(Records excerpted from a collection)
= = = =

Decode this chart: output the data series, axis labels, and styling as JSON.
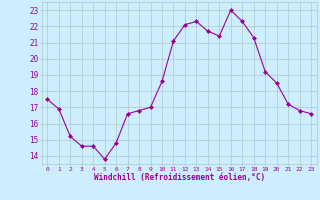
{
  "x": [
    0,
    1,
    2,
    3,
    4,
    5,
    6,
    7,
    8,
    9,
    10,
    11,
    12,
    13,
    14,
    15,
    16,
    17,
    18,
    19,
    20,
    21,
    22,
    23
  ],
  "y": [
    17.5,
    16.9,
    15.2,
    14.6,
    14.6,
    13.8,
    14.8,
    16.6,
    16.8,
    17.0,
    18.6,
    21.1,
    22.1,
    22.3,
    21.7,
    21.4,
    23.0,
    22.3,
    21.3,
    19.2,
    18.5,
    17.2,
    16.8,
    16.6
  ],
  "line_color": "#990099",
  "marker": "D",
  "marker_size": 2.0,
  "bg_color": "#cceeff",
  "grid_color": "#aabbbb",
  "xlabel": "Windchill (Refroidissement éolien,°C)",
  "xlabel_color": "#990099",
  "tick_color": "#990099",
  "ylim": [
    13.5,
    23.5
  ],
  "xlim": [
    -0.5,
    23.5
  ],
  "yticks": [
    14,
    15,
    16,
    17,
    18,
    19,
    20,
    21,
    22,
    23
  ],
  "xticks": [
    0,
    1,
    2,
    3,
    4,
    5,
    6,
    7,
    8,
    9,
    10,
    11,
    12,
    13,
    14,
    15,
    16,
    17,
    18,
    19,
    20,
    21,
    22,
    23
  ],
  "xtick_labels": [
    "0",
    "1",
    "2",
    "3",
    "4",
    "5",
    "6",
    "7",
    "8",
    "9",
    "10",
    "11",
    "12",
    "13",
    "14",
    "15",
    "16",
    "17",
    "18",
    "19",
    "20",
    "21",
    "22",
    "23"
  ]
}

= = = =

## Problem
Repeat all of the records verbatim, leaving out the pictures.

## Result
Decode this chart: output the data series, axis labels, and styling as JSON.
{
  "x": [
    0,
    1,
    2,
    3,
    4,
    5,
    6,
    7,
    8,
    9,
    10,
    11,
    12,
    13,
    14,
    15,
    16,
    17,
    18,
    19,
    20,
    21,
    22,
    23
  ],
  "y": [
    17.5,
    16.9,
    15.2,
    14.6,
    14.6,
    13.8,
    14.8,
    16.6,
    16.8,
    17.0,
    18.6,
    21.1,
    22.1,
    22.3,
    21.7,
    21.4,
    23.0,
    22.3,
    21.3,
    19.2,
    18.5,
    17.2,
    16.8,
    16.6
  ],
  "line_color": "#990099",
  "marker": "D",
  "marker_size": 2.0,
  "bg_color": "#cceeff",
  "grid_color": "#aabbbb",
  "xlabel": "Windchill (Refroidissement éolien,°C)",
  "xlabel_color": "#990099",
  "tick_color": "#990099",
  "ylim": [
    13.5,
    23.5
  ],
  "xlim": [
    -0.5,
    23.5
  ],
  "yticks": [
    14,
    15,
    16,
    17,
    18,
    19,
    20,
    21,
    22,
    23
  ],
  "xticks": [
    0,
    1,
    2,
    3,
    4,
    5,
    6,
    7,
    8,
    9,
    10,
    11,
    12,
    13,
    14,
    15,
    16,
    17,
    18,
    19,
    20,
    21,
    22,
    23
  ],
  "xtick_labels": [
    "0",
    "1",
    "2",
    "3",
    "4",
    "5",
    "6",
    "7",
    "8",
    "9",
    "10",
    "11",
    "12",
    "13",
    "14",
    "15",
    "16",
    "17",
    "18",
    "19",
    "20",
    "21",
    "22",
    "23"
  ]
}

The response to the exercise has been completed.